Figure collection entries
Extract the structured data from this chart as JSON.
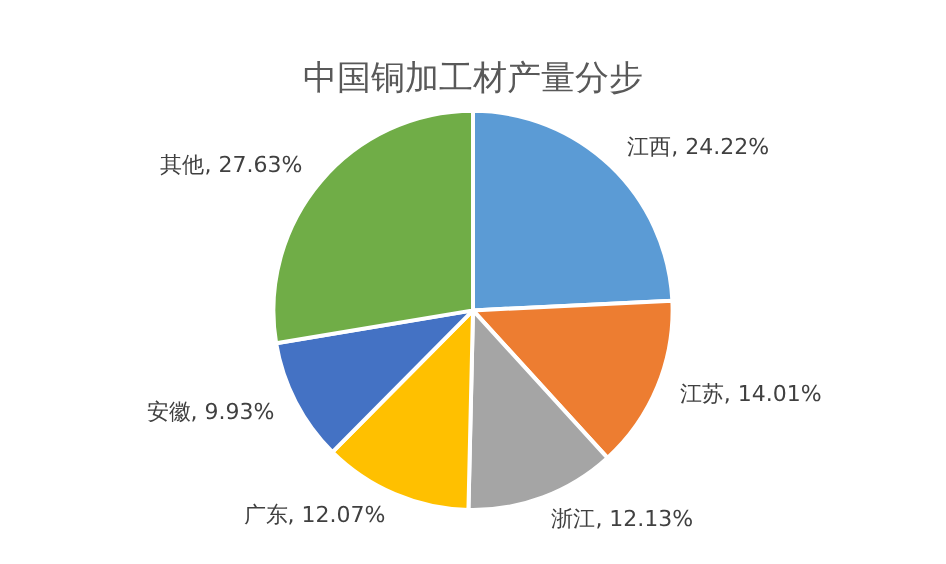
{
  "chart_data": {
    "type": "pie",
    "title": "中国铜加工材产量分步",
    "categories": [
      "江西",
      "江苏",
      "浙江",
      "广东",
      "安徽",
      "其他"
    ],
    "values": [
      24.22,
      14.01,
      12.13,
      12.07,
      9.93,
      27.63
    ],
    "value_labels": [
      "24.22%",
      "14.01%",
      "12.13%",
      "12.07%",
      "9.93%",
      "27.63%"
    ],
    "colors": [
      "#5b9bd5",
      "#ed7d31",
      "#a5a5a5",
      "#ffc000",
      "#4472c4",
      "#70ad47"
    ],
    "legend": false
  }
}
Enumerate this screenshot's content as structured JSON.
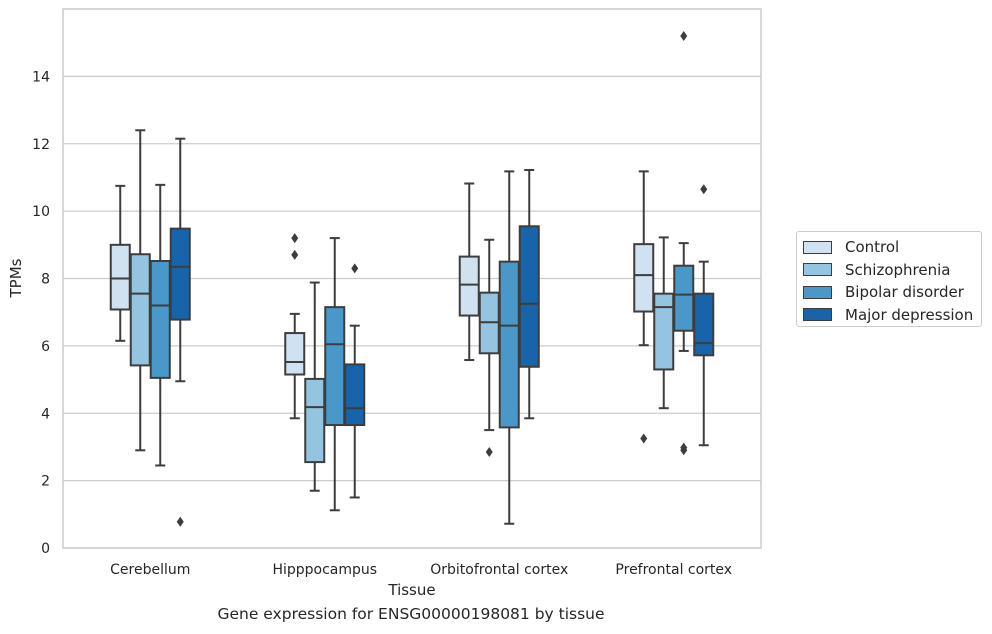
{
  "caption": "Gene expression for ENSG00000198081 by tissue",
  "chart_data": {
    "type": "box",
    "xlabel": "Tissue",
    "ylabel": "TPMs",
    "ylim": [
      0,
      16
    ],
    "yticks": [
      0,
      2,
      4,
      6,
      8,
      10,
      12,
      14
    ],
    "grid": true,
    "legend_position": "right",
    "categories": [
      "Cerebellum",
      "Hipppocampus",
      "Orbitofrontal cortex",
      "Prefrontal cortex"
    ],
    "series": [
      {
        "name": "Control",
        "color": "#d0e1f2",
        "boxes": [
          {
            "whislo": 6.15,
            "q1": 7.08,
            "med": 8.0,
            "q3": 9.0,
            "whishi": 10.75,
            "fliers": []
          },
          {
            "whislo": 3.85,
            "q1": 5.15,
            "med": 5.52,
            "q3": 6.38,
            "whishi": 6.95,
            "fliers": [
              8.7,
              9.2
            ]
          },
          {
            "whislo": 5.58,
            "q1": 6.9,
            "med": 7.82,
            "q3": 8.65,
            "whishi": 10.82,
            "fliers": []
          },
          {
            "whislo": 6.02,
            "q1": 7.02,
            "med": 8.1,
            "q3": 9.02,
            "whishi": 11.18,
            "fliers": [
              3.25
            ]
          }
        ]
      },
      {
        "name": "Schizophrenia",
        "color": "#94c4df",
        "boxes": [
          {
            "whislo": 2.9,
            "q1": 5.42,
            "med": 7.55,
            "q3": 8.72,
            "whishi": 12.4,
            "fliers": []
          },
          {
            "whislo": 1.7,
            "q1": 2.55,
            "med": 4.18,
            "q3": 5.02,
            "whishi": 7.88,
            "fliers": []
          },
          {
            "whislo": 3.5,
            "q1": 5.78,
            "med": 6.7,
            "q3": 7.58,
            "whishi": 9.15,
            "fliers": [
              2.85
            ]
          },
          {
            "whislo": 4.15,
            "q1": 5.3,
            "med": 7.15,
            "q3": 7.55,
            "whishi": 9.22,
            "fliers": []
          }
        ]
      },
      {
        "name": "Bipolar disorder",
        "color": "#4a98c9",
        "boxes": [
          {
            "whislo": 2.45,
            "q1": 5.05,
            "med": 7.2,
            "q3": 8.52,
            "whishi": 10.78,
            "fliers": []
          },
          {
            "whislo": 1.12,
            "q1": 3.65,
            "med": 6.05,
            "q3": 7.15,
            "whishi": 9.2,
            "fliers": []
          },
          {
            "whislo": 0.72,
            "q1": 3.58,
            "med": 6.6,
            "q3": 8.5,
            "whishi": 11.18,
            "fliers": []
          },
          {
            "whislo": 5.85,
            "q1": 6.45,
            "med": 7.52,
            "q3": 8.38,
            "whishi": 9.05,
            "fliers": [
              2.9,
              2.98,
              15.2
            ]
          }
        ]
      },
      {
        "name": "Major depression",
        "color": "#1764ab",
        "boxes": [
          {
            "whislo": 4.95,
            "q1": 6.78,
            "med": 8.35,
            "q3": 9.48,
            "whishi": 12.15,
            "fliers": [
              0.78
            ]
          },
          {
            "whislo": 1.5,
            "q1": 3.65,
            "med": 4.15,
            "q3": 5.45,
            "whishi": 6.6,
            "fliers": [
              8.3
            ]
          },
          {
            "whislo": 3.85,
            "q1": 5.38,
            "med": 7.25,
            "q3": 9.55,
            "whishi": 11.22,
            "fliers": []
          },
          {
            "whislo": 3.05,
            "q1": 5.72,
            "med": 6.08,
            "q3": 7.55,
            "whishi": 8.5,
            "fliers": [
              10.65
            ]
          }
        ]
      }
    ]
  }
}
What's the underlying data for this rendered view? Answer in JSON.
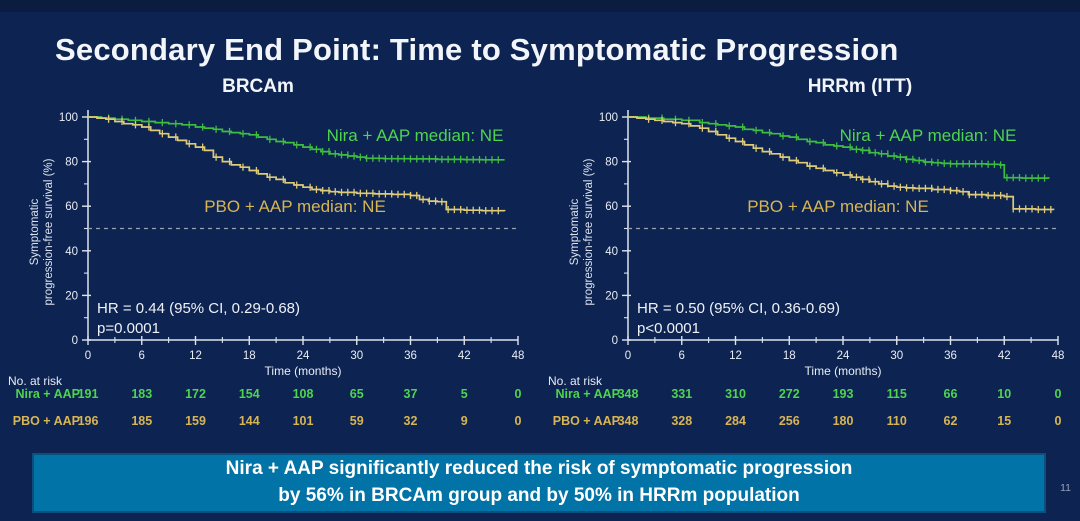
{
  "slide": {
    "title": "Secondary End Point: Time to Symptomatic Progression",
    "page_number": "11",
    "banner": {
      "line1": "Nira + AAP significantly reduced the risk of symptomatic progression",
      "line2": "by 56% in BRCAm group and by 50% in HRRm population"
    }
  },
  "colors": {
    "background": "#0d2452",
    "banner_fill": "#0273a6",
    "nira_text_green": "#4fd44f",
    "nira_curve_green": "#3fbd41",
    "pbo_text_gold": "#d8b552",
    "pbo_curve_gold": "#decb78",
    "axis_white": "#dde3ee",
    "reference_line_gray": "#9aa2b2"
  },
  "chart_data": [
    {
      "type": "line",
      "subtype": "kaplan-meier-step",
      "title": "BRCAm",
      "ylabel_line1": "Symptomatic",
      "ylabel_line2": "progression-free survival (%)",
      "xlabel": "Time (months)",
      "x_ticks": [
        0,
        6,
        12,
        18,
        24,
        30,
        36,
        42,
        48
      ],
      "x_minor_ticks": [
        3,
        9,
        15,
        21,
        27,
        33,
        39,
        45
      ],
      "y_ticks": [
        100,
        80,
        60,
        40,
        20,
        0
      ],
      "y_minor_ticks": [
        90,
        70,
        50,
        30,
        10
      ],
      "xlim": [
        0,
        48
      ],
      "ylim": [
        0,
        100
      ],
      "reference_line_y": 50,
      "grid": false,
      "hr_text": "HR = 0.44 (95% CI, 0.29-0.68)",
      "p_text": "p=0.0001",
      "series": [
        {
          "name": "Nira + AAP",
          "annotation": "Nira + AAP median: NE",
          "points": [
            [
              0,
              100
            ],
            [
              1.5,
              99.5
            ],
            [
              3,
              99
            ],
            [
              4.5,
              98.5
            ],
            [
              6,
              98
            ],
            [
              7.5,
              97.5
            ],
            [
              9,
              97
            ],
            [
              10.5,
              96.5
            ],
            [
              12,
              95.5
            ],
            [
              13,
              95
            ],
            [
              14,
              94.5
            ],
            [
              15,
              93.5
            ],
            [
              16,
              93
            ],
            [
              17,
              92.5
            ],
            [
              18,
              92
            ],
            [
              19,
              91
            ],
            [
              20,
              90
            ],
            [
              21,
              89
            ],
            [
              22,
              88.5
            ],
            [
              23,
              87.5
            ],
            [
              24,
              86.5
            ],
            [
              25,
              85.5
            ],
            [
              26,
              84.5
            ],
            [
              27,
              83.5
            ],
            [
              28,
              83
            ],
            [
              29,
              82.5
            ],
            [
              30,
              82
            ],
            [
              31,
              81.5
            ],
            [
              33,
              81.3
            ],
            [
              36,
              81.2
            ],
            [
              39,
              81
            ],
            [
              42,
              80.9
            ],
            [
              44,
              80.8
            ],
            [
              46.5,
              80.8
            ]
          ]
        },
        {
          "name": "PBO + AAP",
          "annotation": "PBO + AAP median: NE",
          "points": [
            [
              0,
              100
            ],
            [
              1,
              99.5
            ],
            [
              2,
              99
            ],
            [
              3,
              98
            ],
            [
              4,
              97
            ],
            [
              5,
              96.5
            ],
            [
              6,
              95.5
            ],
            [
              7,
              94
            ],
            [
              8,
              92.5
            ],
            [
              9,
              91
            ],
            [
              10,
              89.5
            ],
            [
              11,
              88
            ],
            [
              12,
              86.5
            ],
            [
              13,
              85
            ],
            [
              14,
              82
            ],
            [
              15,
              80
            ],
            [
              16,
              78.5
            ],
            [
              17,
              77.5
            ],
            [
              18,
              76
            ],
            [
              19,
              74.5
            ],
            [
              20,
              73
            ],
            [
              21,
              72
            ],
            [
              22,
              70.5
            ],
            [
              23,
              69.5
            ],
            [
              24,
              68.5
            ],
            [
              25,
              67.5
            ],
            [
              26,
              67
            ],
            [
              27,
              66.5
            ],
            [
              28,
              66.2
            ],
            [
              30,
              65.8
            ],
            [
              32,
              65.5
            ],
            [
              34,
              65.3
            ],
            [
              36,
              64.8
            ],
            [
              37,
              63
            ],
            [
              38,
              62.3
            ],
            [
              39,
              62
            ],
            [
              40,
              58.5
            ],
            [
              42,
              58.2
            ],
            [
              44,
              58
            ],
            [
              46.5,
              57.8
            ]
          ]
        }
      ],
      "risk_table": {
        "header": "No. at risk",
        "rows": [
          {
            "label": "Nira + AAP",
            "values": [
              191,
              183,
              172,
              154,
              108,
              65,
              37,
              5,
              0
            ]
          },
          {
            "label": "PBO + AAP",
            "values": [
              196,
              185,
              159,
              144,
              101,
              59,
              32,
              9,
              0
            ]
          }
        ]
      }
    },
    {
      "type": "line",
      "subtype": "kaplan-meier-step",
      "title": "HRRm (ITT)",
      "ylabel_line1": "Symptomatic",
      "ylabel_line2": "progression-free survival (%)",
      "xlabel": "Time (months)",
      "x_ticks": [
        0,
        6,
        12,
        18,
        24,
        30,
        36,
        42,
        48
      ],
      "x_minor_ticks": [
        3,
        9,
        15,
        21,
        27,
        33,
        39,
        45
      ],
      "y_ticks": [
        100,
        80,
        60,
        40,
        20,
        0
      ],
      "y_minor_ticks": [
        90,
        70,
        50,
        30,
        10
      ],
      "xlim": [
        0,
        48
      ],
      "ylim": [
        0,
        100
      ],
      "reference_line_y": 50,
      "grid": false,
      "hr_text": "HR = 0.50 (95% CI, 0.36-0.69)",
      "p_text": "p<0.0001",
      "series": [
        {
          "name": "Nira + AAP",
          "annotation": "Nira + AAP median: NE",
          "points": [
            [
              0,
              100
            ],
            [
              2,
              99.5
            ],
            [
              4,
              99
            ],
            [
              6,
              98.5
            ],
            [
              8,
              97.5
            ],
            [
              9,
              97
            ],
            [
              10,
              96.5
            ],
            [
              11,
              96
            ],
            [
              12,
              95.5
            ],
            [
              13,
              94.5
            ],
            [
              14,
              94
            ],
            [
              15,
              93
            ],
            [
              16,
              92.5
            ],
            [
              17,
              91.5
            ],
            [
              18,
              91
            ],
            [
              19,
              90
            ],
            [
              20,
              89
            ],
            [
              21,
              88.5
            ],
            [
              22,
              87.5
            ],
            [
              23,
              87
            ],
            [
              24,
              86.5
            ],
            [
              25,
              85.5
            ],
            [
              26,
              85
            ],
            [
              27,
              84
            ],
            [
              28,
              83.5
            ],
            [
              29,
              82.5
            ],
            [
              30,
              82
            ],
            [
              31,
              81
            ],
            [
              32,
              80.5
            ],
            [
              33,
              79.8
            ],
            [
              34,
              79.5
            ],
            [
              35,
              79.2
            ],
            [
              36,
              79
            ],
            [
              38,
              79
            ],
            [
              40,
              78.8
            ],
            [
              41.5,
              78.5
            ],
            [
              42,
              72.8
            ],
            [
              44,
              72.6
            ],
            [
              47,
              72.5
            ]
          ]
        },
        {
          "name": "PBO + AAP",
          "annotation": "PBO + AAP median: NE",
          "points": [
            [
              0,
              100
            ],
            [
              1,
              99.5
            ],
            [
              2,
              99
            ],
            [
              3,
              98.5
            ],
            [
              4,
              98
            ],
            [
              5,
              97.5
            ],
            [
              6,
              97
            ],
            [
              7,
              96
            ],
            [
              8,
              95
            ],
            [
              9,
              93.5
            ],
            [
              10,
              92
            ],
            [
              11,
              90.5
            ],
            [
              12,
              89
            ],
            [
              13,
              87.5
            ],
            [
              14,
              86
            ],
            [
              15,
              84.5
            ],
            [
              16,
              83.5
            ],
            [
              17,
              82
            ],
            [
              18,
              80.5
            ],
            [
              19,
              79.5
            ],
            [
              20,
              78
            ],
            [
              21,
              77
            ],
            [
              22,
              76
            ],
            [
              23,
              75
            ],
            [
              24,
              74
            ],
            [
              25,
              73
            ],
            [
              26,
              72
            ],
            [
              27,
              71
            ],
            [
              28,
              70
            ],
            [
              29,
              69
            ],
            [
              30,
              68.5
            ],
            [
              31,
              68.2
            ],
            [
              32,
              68
            ],
            [
              34,
              67.5
            ],
            [
              36,
              67
            ],
            [
              37,
              66.5
            ],
            [
              38,
              65.2
            ],
            [
              40,
              64.8
            ],
            [
              42,
              64.3
            ],
            [
              43,
              58.8
            ],
            [
              45.5,
              58.5
            ],
            [
              47.5,
              58.3
            ]
          ]
        }
      ],
      "risk_table": {
        "header": "No. at risk",
        "rows": [
          {
            "label": "Nira + AAP",
            "values": [
              348,
              331,
              310,
              272,
              193,
              115,
              66,
              10,
              0
            ]
          },
          {
            "label": "PBO + AAP",
            "values": [
              348,
              328,
              284,
              256,
              180,
              110,
              62,
              15,
              0
            ]
          }
        ]
      }
    }
  ]
}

◆ **Exercise prompt**
Using the records above, copy each line that contains "JSON".

◆ **Answer to the exercise**
Extract the structured data from this chart as JSON.
Enumerate this screenshot's content as structured JSON.
What's the underlying data for this rendered view? Answer in JSON.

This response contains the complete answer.